Dataset entries:
....
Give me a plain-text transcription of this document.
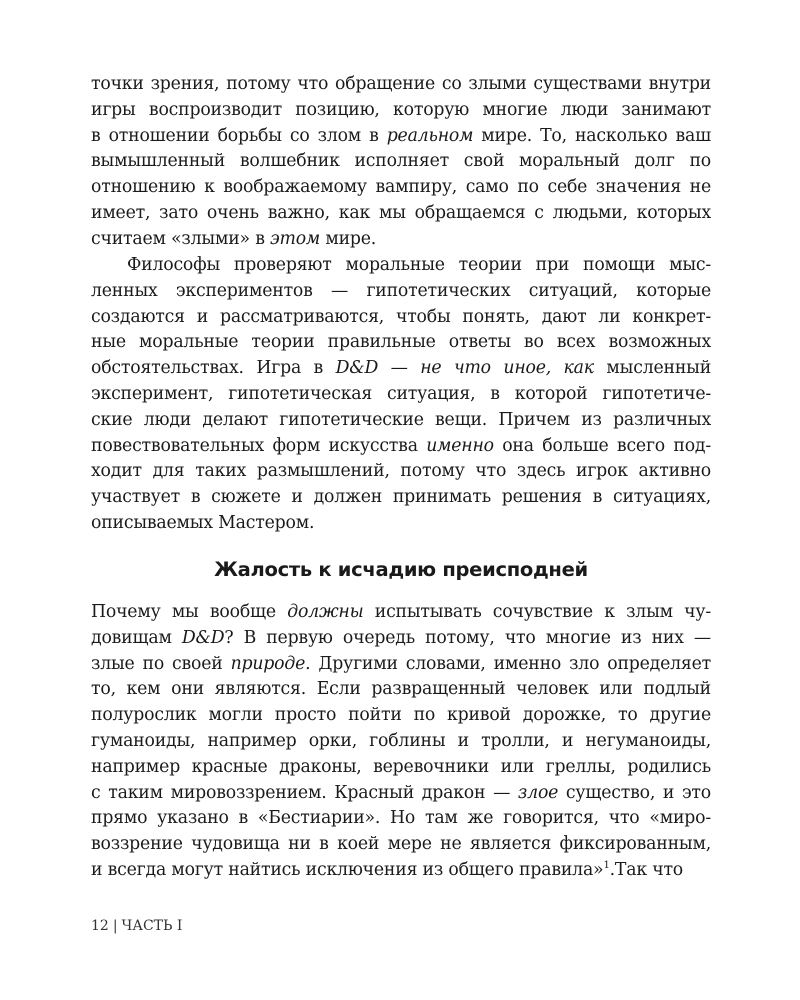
точки зрения, потому что обращение со злыми существами внутри
игры воспроизводит позицию, которую многие люди занимают
в отношении борьбы со злом в реальном мире. То, насколько ваш
вымышленный волшебник исполняет свой моральный долг по
отношению к воображаемому вампиру, само по себе значения не
имеет, зато очень важно, как мы обращаемся с людьми, которых
считаем «злыми» в этом мире.
Философы проверяют моральные теории при помощи мыс-
ленных экспериментов — гипотетических ситуаций, которые
создаются и рассматриваются, чтобы понять, дают ли конкрет-
ные моральные теории правильные ответы во всех возможных
обстоятельствах. Игра в D&D — не что иное, как мысленный
эксперимент, гипотетическая ситуация, в которой гипотетиче-
ские люди делают гипотетические вещи. Причем из различных
повествовательных форм искусства именно она больше всего под-
ходит для таких размышлений, потому что здесь игрок активно
участвует в сюжете и должен принимать решения в ситуациях,
описываемых Мастером.
Жалость к исчадию преисподней
Почему мы вообще должны испытывать сочувствие к злым чу-
довищам D&D? В первую очередь потому, что многие из них —
злые по своей природе. Другими словами, именно зло определяет
то, кем они являются. Если развращенный человек или подлый
полурослик могли просто пойти по кривой дорожке, то другие
гуманоиды, например орки, гоблины и тролли, и негуманоиды,
например красные драконы, веревочники или греллы, родились
с таким мировоззрением. Красный дракон — злое существо, и это
прямо указано в «Бестиарии». Но там же говорится, что «миро-
воззрение чудовища ни в коей мере не является фиксированным,
и всегда могут найтись исключения из общего правила»$^1$.Так что
12 | ЧАСТЬ I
....
▸ **Required task**
Write down every line of the data above that includes the string "например".

▸ **Finished exercise**
гуманоиды, например орки, гоблины и тролли, и негуманоиды,
например красные драконы, веревочники или греллы, родились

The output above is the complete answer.